_INPUT DATA_.

_ _ _ _

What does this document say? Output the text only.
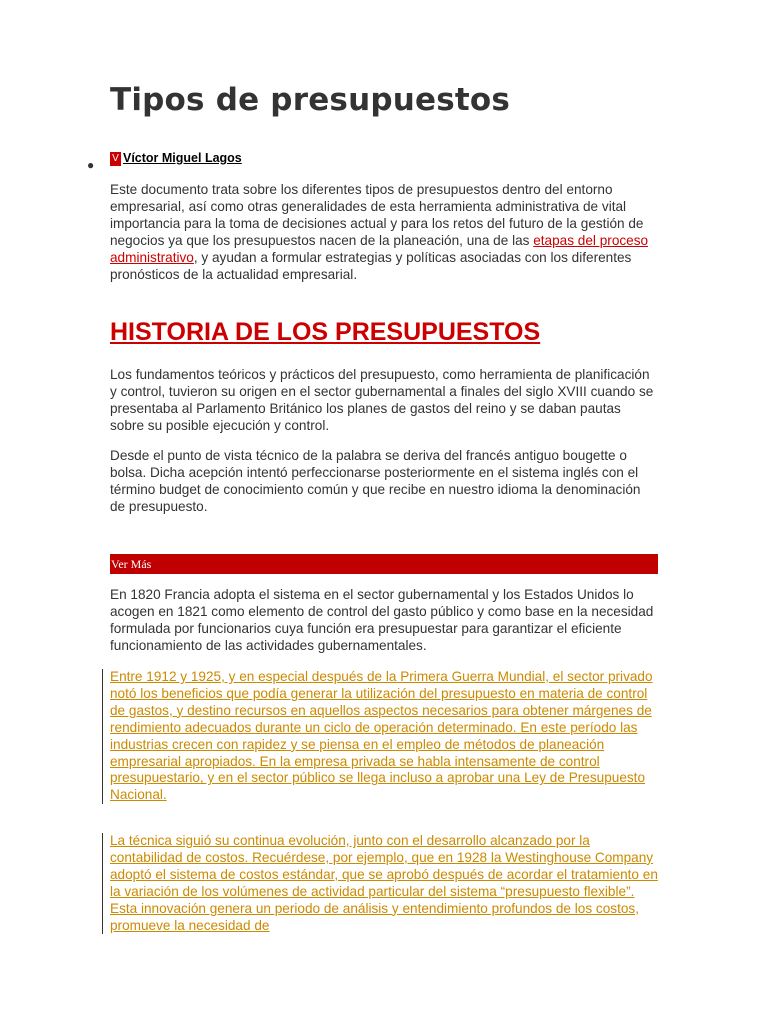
Tipos de presupuestos
● V Víctor Miguel Lagos

Este documento trata sobre los diferentes tipos de presupuestos dentro del entorno empresarial, así como otras generalidades de esta herramienta administrativa de vital importancia para la toma de decisiones actual y para los retos del futuro de la gestión de negocios ya que los presupuestos nacen de la planeación, una de las etapas del proceso administrativo, y ayudan a formular estrategias y políticas asociadas con los diferentes pronósticos de la actualidad empresarial.

HISTORIA DE LOS PRESUPUESTOS

Los fundamentos teóricos y prácticos del presupuesto, como herramienta de planificación y control, tuvieron su origen en el sector gubernamental a finales del siglo XVIII cuando se presentaba al Parlamento Británico los planes de gastos del reino y se daban pautas sobre su posible ejecución y control.

Desde el punto de vista técnico de la palabra se deriva del francés antiguo bougette o bolsa. Dicha acepción intentó perfeccionarse posteriormente en el sistema inglés con el término budget de conocimiento común y que recibe en nuestro idioma la denominación de presupuesto.

Ver Más

En 1820 Francia adopta el sistema en el sector gubernamental y los Estados Unidos lo acogen en 1821 como elemento de control del gasto público y como base en la necesidad formulada por funcionarios cuya función era presupuestar para garantizar el eficiente funcionamiento de las actividades gubernamentales.

Entre 1912 y 1925, y en especial después de la Primera Guerra Mundial, el sector privado notó los beneficios que podía generar la utilización del presupuesto en materia de control de gastos, y destino recursos en aquellos aspectos necesarios para obtener márgenes de rendimiento adecuados durante un ciclo de operación determinado. En este período las industrias crecen con rapidez y se piensa en el empleo de métodos de planeación empresarial apropiados. En la empresa privada se habla intensamente de control presupuestario, y en el sector público se llega incluso a aprobar una Ley de Presupuesto Nacional.
La técnica siguió su continua evolución, junto con el desarrollo alcanzado por la contabilidad de costos. Recuérdese, por ejemplo, que en 1928 la Westinghouse Company adoptó el sistema de costos estándar, que se aprobó después de acordar el tratamiento en la variación de los volúmenes de actividad particular del sistema “presupuesto flexible”. Esta innovación genera un periodo de análisis y entendimiento profundos de los costos, promueve la necesidad de
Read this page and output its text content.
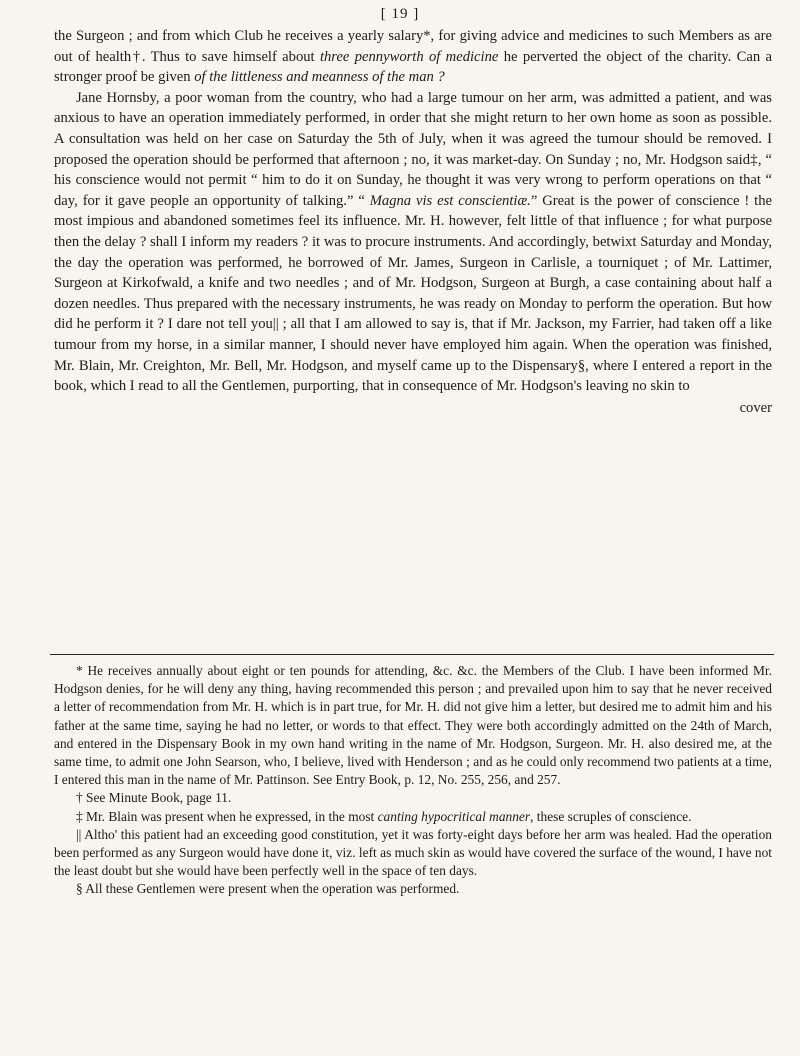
[ 19 ]

the Surgeon ; and from which Club he receives a yearly salary*, for giving advice and medicines to such Members as are out of health†. Thus to save himself about three pennyworth of medicine he perverted the object of the charity. Can a stronger proof be given of the littleness and meanness of the man ?

Jane Hornsby, a poor woman from the country, who had a large tumour on her arm, was admitted a patient, and was anxious to have an operation immediately performed, in order that she might return to her own home as soon as possible. A consultation was held on her case on Saturday the 5th of July, when it was agreed the tumour should be removed. I proposed the operation should be performed that afternoon ; no, it was market-day. On Sunday ; no, Mr. Hodgson said‡, “ his conscience would not permit “ him to do it on Sunday, he thought it was very wrong to perform operations on that “ day, for it gave people an opportunity of talking.” “ Magna vis est conscientiæ.” Great is the power of conscience ! the most impious and abandoned sometimes feel its influence. Mr. H. however, felt little of that influence ; for what purpose then the delay ? shall I inform my readers ? it was to procure instruments. And accordingly, betwixt Saturday and Monday, the day the operation was performed, he borrowed of Mr. James, Surgeon in Carlisle, a tourniquet ; of Mr. Lattimer, Surgeon at Kirkofwald, a knife and two needles ; and of Mr. Hodgson, Surgeon at Burgh, a case containing about half a dozen needles. Thus prepared with the necessary instruments, he was ready on Monday to perform the operation. But how did he perform it ? I dare not tell you|| ; all that I am allowed to say is, that if Mr. Jackson, my Farrier, had taken off a like tumour from my horse, in a similar manner, I should never have employed him again. When the operation was finished, Mr. Blain, Mr. Creighton, Mr. Bell, Mr. Hodgson, and myself came up to the Dispensary§, where I entered a report in the book, which I read to all the Gentlemen, purporting, that in consequence of Mr. Hodgson's leaving no skin to

cover

* He receives annually about eight or ten pounds for attending, &c. &c. the Members of the Club. I have been informed Mr. Hodgson denies, for he will deny any thing, having recommended this person ; and prevailed upon him to say that he never received a letter of recommendation from Mr. H. which is in part true, for Mr. H. did not give him a letter, but desired me to admit him and his father at the same time, saying he had no letter, or words to that effect. They were both accordingly admitted on the 24th of March, and entered in the Dispensary Book in my own hand writing in the name of Mr. Hodgson, Surgeon. Mr. H. also desired me, at the same time, to admit one John Searson, who, I believe, lived with Henderson ; and as he could only recommend two patients at a time, I entered this man in the name of Mr. Pattinson. See Entry Book, p. 12, No. 255, 256, and 257.

† See Minute Book, page 11.

‡ Mr. Blain was present when he expressed, in the most canting hypocritical manner, these scruples of conscience.

|| Altho' this patient had an exceeding good constitution, yet it was forty-eight days before her arm was healed. Had the operation been performed as any Surgeon would have done it, viz. left as much skin as would have covered the surface of the wound, I have not the least doubt but she would have been perfectly well in the space of ten days.

§ All these Gentlemen were present when the operation was performed.
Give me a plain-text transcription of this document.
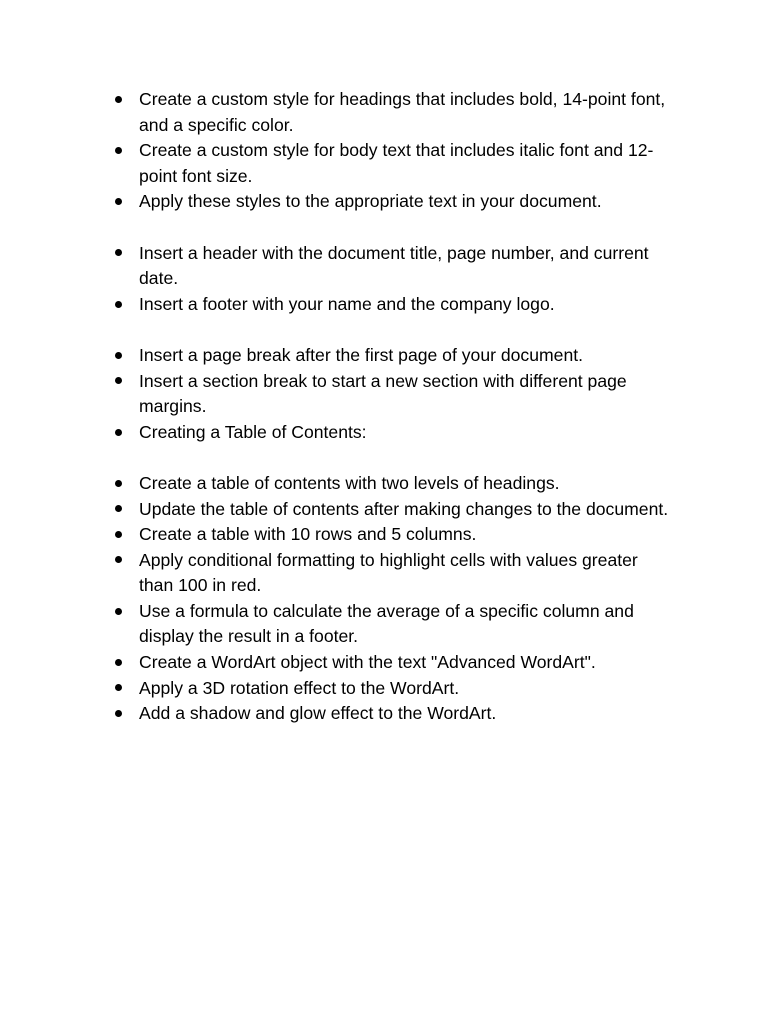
Create a custom style for headings that includes bold, 14-point font, and a specific color.
Create a custom style for body text that includes italic font and 12-point font size.
Apply these styles to the appropriate text in your document.
Insert a header with the document title, page number, and current date.
Insert a footer with your name and the company logo.
Insert a page break after the first page of your document.
Insert a section break to start a new section with different page margins.
Creating a Table of Contents:
Create a table of contents with two levels of headings.
Update the table of contents after making changes to the document.
Create a table with 10 rows and 5 columns.
Apply conditional formatting to highlight cells with values greater than 100 in red.
Use a formula to calculate the average of a specific column and display the result in a footer.
Create a WordArt object with the text "Advanced WordArt".
Apply a 3D rotation effect to the WordArt.
Add a shadow and glow effect to the WordArt.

_ _ _ _

_PROBLEM REQUIREMENTS_.
The expected output is every entry, retyped exactly, with all pictures removed.

_RESULT OF THE EXERCISE_.
What does this document say? Output the text only.
Tipos de presupuestos
● V Víctor Miguel Lagos

Este documento trata sobre los diferentes tipos de presupuestos dentro del entorno empresarial, así como otras generalidades de esta herramienta administrativa de vital importancia para la toma de decisiones actual y para los retos del futuro de la gestión de negocios ya que los presupuestos nacen de la planeación, una de las etapas del proceso administrativo, y ayudan a formular estrategias y políticas asociadas con los diferentes pronósticos de la actualidad empresarial.

HISTORIA DE LOS PRESUPUESTOS

Los fundamentos teóricos y prácticos del presupuesto, como herramienta de planificación y control, tuvieron su origen en el sector gubernamental a finales del siglo XVIII cuando se presentaba al Parlamento Británico los planes de gastos del reino y se daban pautas sobre su posible ejecución y control.

Desde el punto de vista técnico de la palabra se deriva del francés antiguo bougette o bolsa. Dicha acepción intentó perfeccionarse posteriormente en el sistema inglés con el término budget de conocimiento común y que recibe en nuestro idioma la denominación de presupuesto.

Ver Más

En 1820 Francia adopta el sistema en el sector gubernamental y los Estados Unidos lo acogen en 1821 como elemento de control del gasto público y como base en la necesidad formulada por funcionarios cuya función era presupuestar para garantizar el eficiente funcionamiento de las actividades gubernamentales.

Entre 1912 y 1925, y en especial después de la Primera Guerra Mundial, el sector privado notó los beneficios que podía generar la utilización del presupuesto en materia de control de gastos, y destino recursos en aquellos aspectos necesarios para obtener márgenes de rendimiento adecuados durante un ciclo de operación determinado. En este período las industrias crecen con rapidez y se piensa en el empleo de métodos de planeación empresarial apropiados. En la empresa privada se habla intensamente de control presupuestario, y en el sector público se llega incluso a aprobar una Ley de Presupuesto Nacional.
La técnica siguió su continua evolución, junto con el desarrollo alcanzado por la contabilidad de costos. Recuérdese, por ejemplo, que en 1928 la Westinghouse Company adoptó el sistema de costos estándar, que se aprobó después de acordar el tratamiento en la variación de los volúmenes de actividad particular del sistema “presupuesto flexible”. Esta innovación genera un periodo de análisis y entendimiento profundos de los costos, promueve la necesidad de
Read this page and output its text content.
[ 19 ]

the Surgeon ; and from which Club he receives a yearly salary*, for giving advice and medicines to such Members as are out of health†. Thus to save himself about three pennyworth of medicine he perverted the object of the charity. Can a stronger proof be given of the littleness and meanness of the man ?

Jane Hornsby, a poor woman from the country, who had a large tumour on her arm, was admitted a patient, and was anxious to have an operation immediately performed, in order that she might return to her own home as soon as possible. A consultation was held on her case on Saturday the 5th of July, when it was agreed the tumour should be removed. I proposed the operation should be performed that afternoon ; no, it was market-day. On Sunday ; no, Mr. Hodgson said‡, “ his conscience would not permit “ him to do it on Sunday, he thought it was very wrong to perform operations on that “ day, for it gave people an opportunity of talking.” “ Magna vis est conscientiæ.” Great is the power of conscience ! the most impious and abandoned sometimes feel its influence. Mr. H. however, felt little of that influence ; for what purpose then the delay ? shall I inform my readers ? it was to procure instruments. And accordingly, betwixt Saturday and Monday, the day the operation was performed, he borrowed of Mr. James, Surgeon in Carlisle, a tourniquet ; of Mr. Lattimer, Surgeon at Kirkofwald, a knife and two needles ; and of Mr. Hodgson, Surgeon at Burgh, a case containing about half a dozen needles. Thus prepared with the necessary instruments, he was ready on Monday to perform the operation. But how did he perform it ? I dare not tell you|| ; all that I am allowed to say is, that if Mr. Jackson, my Farrier, had taken off a like tumour from my horse, in a similar manner, I should never have employed him again. When the operation was finished, Mr. Blain, Mr. Creighton, Mr. Bell, Mr. Hodgson, and myself came up to the Dispensary§, where I entered a report in the book, which I read to all the Gentlemen, purporting, that in consequence of Mr. Hodgson's leaving no skin to

cover

* He receives annually about eight or ten pounds for attending, &c. &c. the Members of the Club. I have been informed Mr. Hodgson denies, for he will deny any thing, having recommended this person ; and prevailed upon him to say that he never received a letter of recommendation from Mr. H. which is in part true, for Mr. H. did not give him a letter, but desired me to admit him and his father at the same time, saying he had no letter, or words to that effect. They were both accordingly admitted on the 24th of March, and entered in the Dispensary Book in my own hand writing in the name of Mr. Hodgson, Surgeon. Mr. H. also desired me, at the same time, to admit one John Searson, who, I believe, lived with Henderson ; and as he could only recommend two patients at a time, I entered this man in the name of Mr. Pattinson. See Entry Book, p. 12, No. 255, 256, and 257.

† See Minute Book, page 11.

‡ Mr. Blain was present when he expressed, in the most canting hypocritical manner, these scruples of conscience.

|| Altho' this patient had an exceeding good constitution, yet it was forty-eight days before her arm was healed. Had the operation been performed as any Surgeon would have done it, viz. left as much skin as would have covered the surface of the wound, I have not the least doubt but she would have been perfectly well in the space of ten days.

§ All these Gentlemen were present when the operation was performed.
Give me a plain-text transcription of this document.
Create a custom style for headings that includes bold, 14-point font, and a specific color.
Create a custom style for body text that includes italic font and 12-point font size.
Apply these styles to the appropriate text in your document.
Insert a header with the document title, page number, and current date.
Insert a footer with your name and the company logo.
Insert a page break after the first page of your document.
Insert a section break to start a new section with different page margins.
Creating a Table of Contents:
Create a table of contents with two levels of headings.
Update the table of contents after making changes to the document.
Create a table with 10 rows and 5 columns.
Apply conditional formatting to highlight cells with values greater than 100 in red.
Use a formula to calculate the average of a specific column and display the result in a footer.
Create a WordArt object with the text "Advanced WordArt".
Apply a 3D rotation effect to the WordArt.
Add a shadow and glow effect to the WordArt.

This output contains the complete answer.